start PAGE TEXT

## Assignment 9.1

In [9]:
import os
import shutil
import json
from pathlib import Path

import pandas as pd

from kafka import KafkaProducer, KafkaAdminClient
from kafka.admin.new_topic import NewTopic
from kafka.errors import TopicAlreadyExistsError

from pyspark.sql import SparkSession
from pyspark.streaming import StreamingContext
from pyspark import SparkConf
from pyspark.sql.functions import window, from_json, col
from pyspark.sql.types import StringType, TimestampType, DoubleType, StructField, StructType
from pyspark.sql.functions import udf

import sys
import os

# os.environ['PYSPARK_SUBMIT_ARGS'] = '--packages org.apache.spark:spark-sql-kafka-0-10_2.12:3.2.0,org.apache.kafka:kafka-clients:2.8.1'
os.environ['PYSPARK_PYTHON'] = sys.executable
os.environ['PYSPARK_DRIVER_PYTHON'] = sys.executable


current_dir = Path(os.getcwd()).absolute()
checkpoint_dir = current_dir.joinpath('checkpoints')
locations_checkpoint_dir = checkpoint_dir.joinpath('locations')
accelerations_checkpoint_dir = checkpoint_dir.joinpath('accelerations')

if locations_checkpoint_dir.exists():
    shutil.rmtree(locations_checkpoint_dir)
    
if accelerations_checkpoint_dir.exists():
    shutil.rmtree(accelerations_checkpoint_dir)

locations_checkpoint_dir.mkdir(parents=True, exist_ok=True)
accelerations_checkpoint_dir.mkdir(parents=True, exist_ok=True)

### Configuration Parameters 

> **TODO:** Change the configuration prameters to the appropriate values for your setup.

In [10]:
config = dict(
    bootstrap_servers=['kafka.kafka.svc.cluster.local:9092'],
    first_name='Gabriel',
    last_name='Avinaz'
)

end PAGE TEXT

GOALS:
(a) In one to three sentences, explain why the assignment notebook's TODO note says the configuration parameters should be changed.
(b) From the assignment notebook, extract verbatim the passage that begins at the words "# os.environ['PYSPARK_SUBMIT_ARGS'] = '--packages" and stops after the words "shutil.rmtree(locations_checkpoint_dir)".
The listing is a separate body of material with no tie to the assignment notebook.

start DATA EXTRACT

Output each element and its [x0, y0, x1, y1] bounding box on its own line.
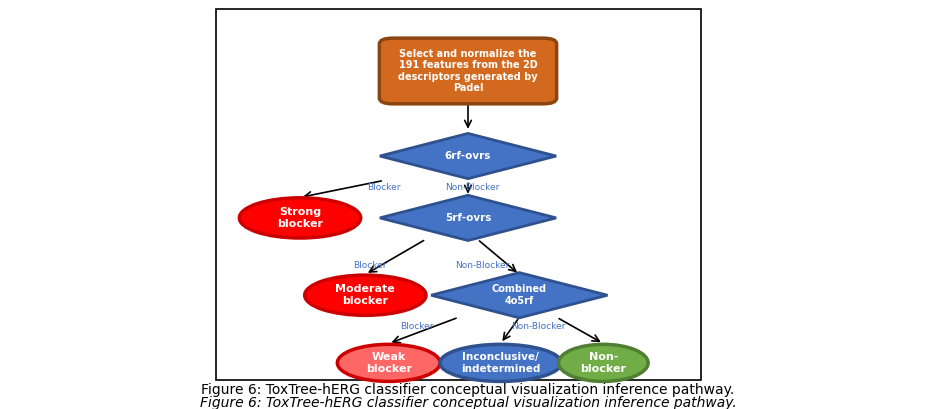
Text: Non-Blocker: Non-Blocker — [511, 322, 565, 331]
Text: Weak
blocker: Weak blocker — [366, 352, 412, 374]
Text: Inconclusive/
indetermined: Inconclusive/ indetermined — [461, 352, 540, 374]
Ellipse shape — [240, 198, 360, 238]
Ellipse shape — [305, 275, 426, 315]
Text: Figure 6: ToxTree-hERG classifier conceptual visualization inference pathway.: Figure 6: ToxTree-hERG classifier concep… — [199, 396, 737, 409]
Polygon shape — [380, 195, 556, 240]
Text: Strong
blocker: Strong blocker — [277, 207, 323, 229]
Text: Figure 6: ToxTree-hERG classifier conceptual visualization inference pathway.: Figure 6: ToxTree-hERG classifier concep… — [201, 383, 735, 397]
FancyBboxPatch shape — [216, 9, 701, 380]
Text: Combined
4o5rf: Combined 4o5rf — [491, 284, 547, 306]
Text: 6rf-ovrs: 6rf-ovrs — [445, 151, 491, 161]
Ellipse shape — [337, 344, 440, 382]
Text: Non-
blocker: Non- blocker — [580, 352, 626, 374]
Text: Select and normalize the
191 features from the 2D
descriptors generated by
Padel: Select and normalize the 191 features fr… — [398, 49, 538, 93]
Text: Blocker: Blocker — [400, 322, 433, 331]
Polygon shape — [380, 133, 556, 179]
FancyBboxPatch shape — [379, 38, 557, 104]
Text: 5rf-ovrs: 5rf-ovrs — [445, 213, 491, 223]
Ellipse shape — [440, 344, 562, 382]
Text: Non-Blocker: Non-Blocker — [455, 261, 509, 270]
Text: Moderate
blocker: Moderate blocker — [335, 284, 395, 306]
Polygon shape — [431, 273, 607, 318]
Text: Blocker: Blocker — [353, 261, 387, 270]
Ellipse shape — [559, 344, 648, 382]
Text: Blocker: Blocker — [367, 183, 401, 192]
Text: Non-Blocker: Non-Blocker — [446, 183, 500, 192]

end DATA EXTRACT

IN RESPONSE:
(a) The note says to change them to the values appropriate for your own setup. In the cell that follows, these parameters are the Kafka bootstrap servers, a first name and a last name.

(b)
# os.environ['PYSPARK_SUBMIT_ARGS'] = '--packages org.apache.spark:spark-sql-kafka-0-10_2.12:3.2.0,org.apache.kafka:kafka-clients:2.8.1'
os.environ['PYSPARK_PYTHON'] = sys.executable
os.environ['PYSPARK_DRIVER_PYTHON'] = sys.executable


current_dir = Path(os.getcwd()).absolute()
checkpoint_dir = current_dir.joinpath('checkpoints')
locations_checkpoint_dir = checkpoint_dir.joinpath('locations')
accelerations_checkpoint_dir = checkpoint_dir.joinpath('accelerations')

if locations_checkpoint_dir.exists():
    shutil.rmtree(locations_checkpoint_dir)